DOCUMENT SEGMENT:
- Sire: Northern Dancer
- Grandsire: Nearctic
- Dam: Ciboulette
- Damsire: Chop Chop
- Sex: Filly
- Foaled: 1967
- Country: Canada
- Colour: Dark Bay/Brown
- Breeder: J. Louis Lévesque
- Owner: J. Louis Lévesque
- Trainer: Yonnie Starr
- Record: 21-11-6-2
- Earnings: $238,688

Major wins
- Princess Elizabeth Stakes (1969) Natalma Stakes (1969) Manitoba Derby (1970) Alabama Stakes (1970) Benson & Hedges Invitational Handicap (1970) Quebec Derby (1970)

Awards
- TRA United States Champion 3-Year-Old Filly (1970) Canadian Horse of the Year (1970) Sovereign Award for Outstanding Broodmare (1978)

Honours
- Canadian Horse Racing Hall of Fame (1981) Fanfreluche Stakes at Woodbine Racetrack

= Fanfreluche (horse) =

Canadian-bred Thoroughbred racehorse

Fanfreluche (April 9, 1967 – July 29, 1999) was a Canadian-bred Champion Thoroughbred racehorse.

==Background==
Fanfreluche was a bay mare bred in Canada. She was named by her French-Canadian owner Jean-Louis Levesque for the title character of a popular children's television show on the French-language division of the Canadian Broadcasting Corporation.

DATASET RECORDS:
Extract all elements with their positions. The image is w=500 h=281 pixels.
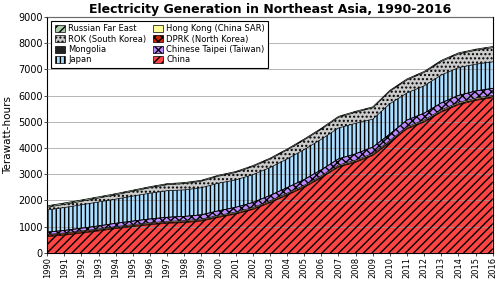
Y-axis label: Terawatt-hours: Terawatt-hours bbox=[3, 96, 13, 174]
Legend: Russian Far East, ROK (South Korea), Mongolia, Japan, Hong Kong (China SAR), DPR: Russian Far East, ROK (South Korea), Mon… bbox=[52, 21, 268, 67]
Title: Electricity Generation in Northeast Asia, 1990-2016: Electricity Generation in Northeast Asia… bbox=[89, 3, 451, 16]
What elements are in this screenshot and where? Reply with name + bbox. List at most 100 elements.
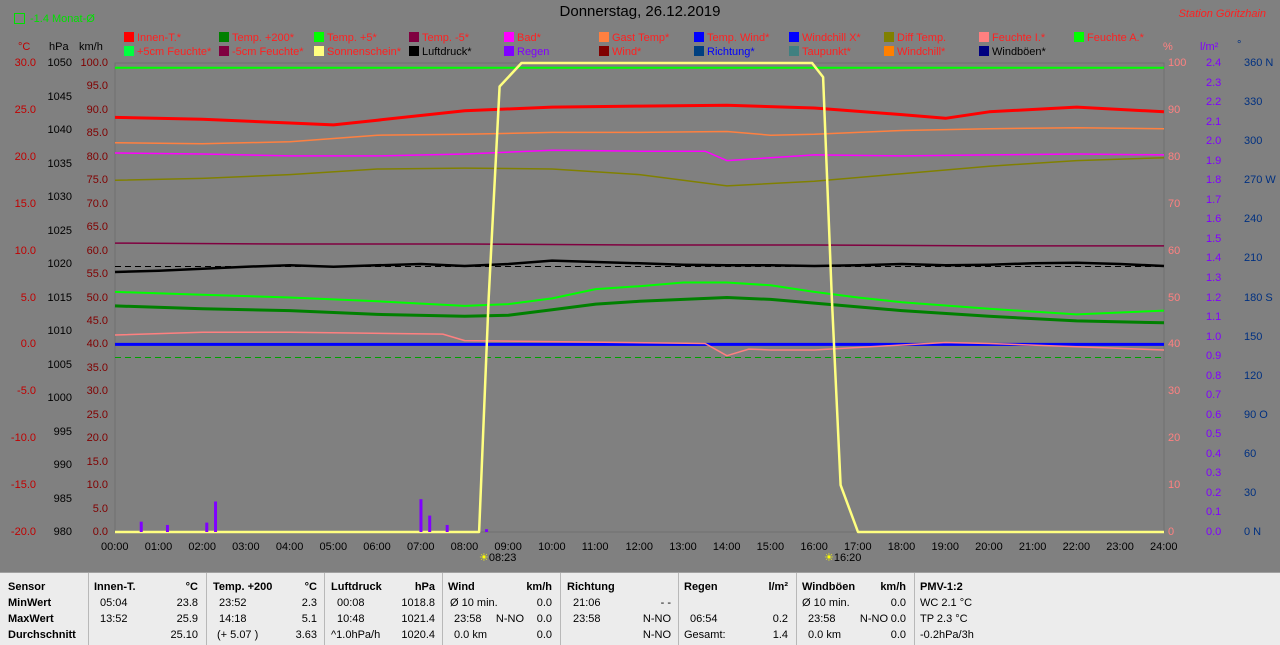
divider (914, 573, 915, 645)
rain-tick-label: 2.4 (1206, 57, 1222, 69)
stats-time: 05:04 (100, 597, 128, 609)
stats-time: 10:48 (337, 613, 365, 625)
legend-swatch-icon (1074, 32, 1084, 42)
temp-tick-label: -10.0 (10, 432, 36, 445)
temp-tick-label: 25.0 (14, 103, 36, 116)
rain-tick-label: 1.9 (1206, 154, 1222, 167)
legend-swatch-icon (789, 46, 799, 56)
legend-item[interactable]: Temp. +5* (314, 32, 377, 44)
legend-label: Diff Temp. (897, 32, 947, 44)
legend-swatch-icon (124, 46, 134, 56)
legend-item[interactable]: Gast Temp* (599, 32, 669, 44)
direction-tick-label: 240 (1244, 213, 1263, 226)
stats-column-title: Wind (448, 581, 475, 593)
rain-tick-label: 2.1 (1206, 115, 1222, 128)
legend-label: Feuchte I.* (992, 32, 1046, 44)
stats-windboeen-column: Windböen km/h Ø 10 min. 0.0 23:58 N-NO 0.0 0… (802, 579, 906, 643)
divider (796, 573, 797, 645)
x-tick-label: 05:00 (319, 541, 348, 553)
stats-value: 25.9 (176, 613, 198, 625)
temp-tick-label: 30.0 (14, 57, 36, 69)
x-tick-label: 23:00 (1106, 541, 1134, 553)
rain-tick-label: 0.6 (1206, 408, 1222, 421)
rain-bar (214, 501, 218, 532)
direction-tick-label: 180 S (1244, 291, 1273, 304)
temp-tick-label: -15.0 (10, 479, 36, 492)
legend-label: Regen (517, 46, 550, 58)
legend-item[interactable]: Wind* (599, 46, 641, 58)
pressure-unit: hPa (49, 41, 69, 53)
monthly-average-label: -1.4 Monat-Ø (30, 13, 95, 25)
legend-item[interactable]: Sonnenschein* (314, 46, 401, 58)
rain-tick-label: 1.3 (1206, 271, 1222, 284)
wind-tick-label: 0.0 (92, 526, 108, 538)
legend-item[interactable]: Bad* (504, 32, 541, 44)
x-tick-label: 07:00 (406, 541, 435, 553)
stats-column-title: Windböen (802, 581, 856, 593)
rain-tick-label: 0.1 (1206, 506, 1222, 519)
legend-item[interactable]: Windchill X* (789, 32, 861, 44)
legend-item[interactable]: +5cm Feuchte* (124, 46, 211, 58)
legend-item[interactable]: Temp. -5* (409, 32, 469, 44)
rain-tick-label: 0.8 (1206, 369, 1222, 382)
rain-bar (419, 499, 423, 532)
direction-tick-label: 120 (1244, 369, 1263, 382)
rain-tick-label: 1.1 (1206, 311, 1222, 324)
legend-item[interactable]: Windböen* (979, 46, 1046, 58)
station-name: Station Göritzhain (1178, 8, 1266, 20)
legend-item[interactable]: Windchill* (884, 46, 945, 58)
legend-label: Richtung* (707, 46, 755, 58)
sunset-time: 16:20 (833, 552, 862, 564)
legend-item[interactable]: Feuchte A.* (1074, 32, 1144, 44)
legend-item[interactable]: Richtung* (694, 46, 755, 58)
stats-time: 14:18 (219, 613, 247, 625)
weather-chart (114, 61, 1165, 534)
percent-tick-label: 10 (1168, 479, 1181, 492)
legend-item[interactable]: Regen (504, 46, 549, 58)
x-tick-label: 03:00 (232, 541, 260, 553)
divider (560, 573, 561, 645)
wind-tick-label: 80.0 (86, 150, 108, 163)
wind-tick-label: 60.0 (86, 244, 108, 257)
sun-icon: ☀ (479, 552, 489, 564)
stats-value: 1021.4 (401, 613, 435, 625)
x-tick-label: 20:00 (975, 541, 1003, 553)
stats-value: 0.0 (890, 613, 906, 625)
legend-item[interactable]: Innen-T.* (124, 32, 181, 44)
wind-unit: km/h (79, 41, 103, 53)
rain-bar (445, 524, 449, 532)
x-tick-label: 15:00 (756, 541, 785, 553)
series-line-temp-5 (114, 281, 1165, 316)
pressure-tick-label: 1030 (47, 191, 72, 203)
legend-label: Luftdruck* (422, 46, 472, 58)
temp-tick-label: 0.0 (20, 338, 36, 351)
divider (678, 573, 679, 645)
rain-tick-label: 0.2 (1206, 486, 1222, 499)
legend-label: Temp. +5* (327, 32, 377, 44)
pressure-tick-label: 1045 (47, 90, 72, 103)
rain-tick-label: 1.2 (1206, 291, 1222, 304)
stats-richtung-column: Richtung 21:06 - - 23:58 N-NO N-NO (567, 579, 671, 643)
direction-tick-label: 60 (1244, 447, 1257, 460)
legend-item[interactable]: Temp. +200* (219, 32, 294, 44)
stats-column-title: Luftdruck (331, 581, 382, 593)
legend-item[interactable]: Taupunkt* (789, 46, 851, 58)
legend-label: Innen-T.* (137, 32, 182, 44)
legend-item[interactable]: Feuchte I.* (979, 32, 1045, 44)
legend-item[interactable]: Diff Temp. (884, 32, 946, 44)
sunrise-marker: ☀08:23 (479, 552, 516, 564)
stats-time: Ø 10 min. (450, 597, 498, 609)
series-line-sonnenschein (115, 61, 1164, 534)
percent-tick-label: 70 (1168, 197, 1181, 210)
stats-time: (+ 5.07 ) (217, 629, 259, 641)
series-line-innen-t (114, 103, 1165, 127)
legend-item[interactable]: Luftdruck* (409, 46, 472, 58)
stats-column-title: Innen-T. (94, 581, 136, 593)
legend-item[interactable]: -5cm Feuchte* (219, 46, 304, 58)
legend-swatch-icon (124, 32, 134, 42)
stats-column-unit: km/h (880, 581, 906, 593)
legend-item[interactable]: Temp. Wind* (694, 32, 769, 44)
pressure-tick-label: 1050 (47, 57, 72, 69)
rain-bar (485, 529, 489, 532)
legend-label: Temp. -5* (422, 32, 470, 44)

REQUIRED ACTIONS:
a – Duplicate the passage of the Fanfreluche article from "Canadian-bred Thoroughbred racehorse" up to and including "Canadian Broadcasting Corporation.".
b – According to the Fanfreluche article, who was her trainer?

ANSWER SET:
a –
Canadian-bred Thoroughbred racehorse

Fanfreluche (April 9, 1967 – July 29, 1999) was a Canadian-bred Champion Thoroughbred racehorse.

==Background==
Fanfreluche was a bay mare bred in Canada. She was named by her French-Canadian owner Jean-Louis Levesque for the title character of a popular children's television show on the French-language division of the Canadian Broadcasting Corporation.

b – Yonnie Starr